** begin Input data **

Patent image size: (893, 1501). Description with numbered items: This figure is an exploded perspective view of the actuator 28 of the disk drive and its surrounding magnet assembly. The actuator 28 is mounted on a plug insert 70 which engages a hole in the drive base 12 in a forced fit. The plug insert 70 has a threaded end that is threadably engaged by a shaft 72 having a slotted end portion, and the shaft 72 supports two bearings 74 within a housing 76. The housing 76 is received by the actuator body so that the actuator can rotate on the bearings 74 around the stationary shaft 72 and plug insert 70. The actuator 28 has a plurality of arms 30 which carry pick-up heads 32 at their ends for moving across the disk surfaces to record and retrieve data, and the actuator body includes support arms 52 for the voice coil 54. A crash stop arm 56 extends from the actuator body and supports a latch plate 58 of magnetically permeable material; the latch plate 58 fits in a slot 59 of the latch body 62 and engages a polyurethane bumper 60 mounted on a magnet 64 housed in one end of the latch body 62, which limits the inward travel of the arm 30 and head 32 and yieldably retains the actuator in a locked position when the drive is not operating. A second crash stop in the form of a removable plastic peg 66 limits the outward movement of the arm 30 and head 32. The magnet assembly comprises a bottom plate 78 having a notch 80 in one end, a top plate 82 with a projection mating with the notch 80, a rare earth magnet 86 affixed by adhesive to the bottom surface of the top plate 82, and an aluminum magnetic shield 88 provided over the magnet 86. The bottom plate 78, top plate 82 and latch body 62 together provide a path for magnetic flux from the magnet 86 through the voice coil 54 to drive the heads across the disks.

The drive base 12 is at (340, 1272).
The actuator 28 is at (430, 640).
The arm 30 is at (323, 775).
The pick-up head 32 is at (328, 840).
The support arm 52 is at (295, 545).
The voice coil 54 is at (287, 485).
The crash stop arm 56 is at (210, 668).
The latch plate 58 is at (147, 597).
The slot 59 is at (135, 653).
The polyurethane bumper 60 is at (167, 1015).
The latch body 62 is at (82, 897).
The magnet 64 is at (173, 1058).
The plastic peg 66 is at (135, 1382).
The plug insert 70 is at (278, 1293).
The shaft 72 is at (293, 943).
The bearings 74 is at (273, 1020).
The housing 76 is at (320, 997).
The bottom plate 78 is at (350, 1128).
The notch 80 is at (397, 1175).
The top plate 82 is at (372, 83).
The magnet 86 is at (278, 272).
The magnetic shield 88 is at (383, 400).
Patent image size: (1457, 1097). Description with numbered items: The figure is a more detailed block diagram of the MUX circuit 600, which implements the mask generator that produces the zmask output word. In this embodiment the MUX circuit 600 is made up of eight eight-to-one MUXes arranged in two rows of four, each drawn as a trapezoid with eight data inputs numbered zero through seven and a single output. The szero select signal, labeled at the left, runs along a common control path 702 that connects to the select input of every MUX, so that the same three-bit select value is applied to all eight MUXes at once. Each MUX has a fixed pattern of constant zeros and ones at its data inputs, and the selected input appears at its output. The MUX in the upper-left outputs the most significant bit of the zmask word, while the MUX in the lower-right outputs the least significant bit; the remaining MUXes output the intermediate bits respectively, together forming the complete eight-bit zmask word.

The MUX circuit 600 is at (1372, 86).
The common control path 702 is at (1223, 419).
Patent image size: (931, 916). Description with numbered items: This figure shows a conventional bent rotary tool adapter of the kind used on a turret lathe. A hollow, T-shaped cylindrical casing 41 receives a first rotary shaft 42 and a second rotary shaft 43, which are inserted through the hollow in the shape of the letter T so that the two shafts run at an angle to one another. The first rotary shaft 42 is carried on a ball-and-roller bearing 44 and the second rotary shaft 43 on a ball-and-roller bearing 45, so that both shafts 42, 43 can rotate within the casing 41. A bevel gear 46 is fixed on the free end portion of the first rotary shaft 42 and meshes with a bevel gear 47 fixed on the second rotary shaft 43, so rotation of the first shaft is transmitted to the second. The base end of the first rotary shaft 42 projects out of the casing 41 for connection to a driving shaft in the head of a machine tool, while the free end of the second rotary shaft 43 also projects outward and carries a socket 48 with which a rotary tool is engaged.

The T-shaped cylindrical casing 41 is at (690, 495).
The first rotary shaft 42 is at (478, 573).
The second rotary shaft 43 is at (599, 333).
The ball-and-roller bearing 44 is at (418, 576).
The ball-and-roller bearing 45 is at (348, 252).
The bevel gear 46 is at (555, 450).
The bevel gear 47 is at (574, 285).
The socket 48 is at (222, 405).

** end Input data **

Reproduce the lines of the source data from the line containing "Patent image size: (1457, 1097)." through the line containing "The common control", including both of those lines.

Full answer ::
Patent image size: (1457, 1097). Description with numbered items: The figure is a more detailed block diagram of the MUX circuit 600, which implements the mask generator that produces the zmask output word. In this embodiment the MUX circuit 600 is made up of eight eight-to-one MUXes arranged in two rows of four, each drawn as a trapezoid with eight data inputs numbered zero through seven and a single output. The szero select signal, labeled at the left, runs along a common control path 702 that connects to the select input of every MUX, so that the same three-bit select value is applied to all eight MUXes at once. Each MUX has a fixed pattern of constant zeros and ones at its data inputs, and the selected input appears at its output. The MUX in the upper-left outputs the most significant bit of the zmask word, while the MUX in the lower-right outputs the least significant bit; the remaining MUXes output the intermediate bits respectively, together forming the complete eight-bit zmask word.

The MUX circuit 600 is at (1372, 86).
The common control path 702 is at (1223, 419).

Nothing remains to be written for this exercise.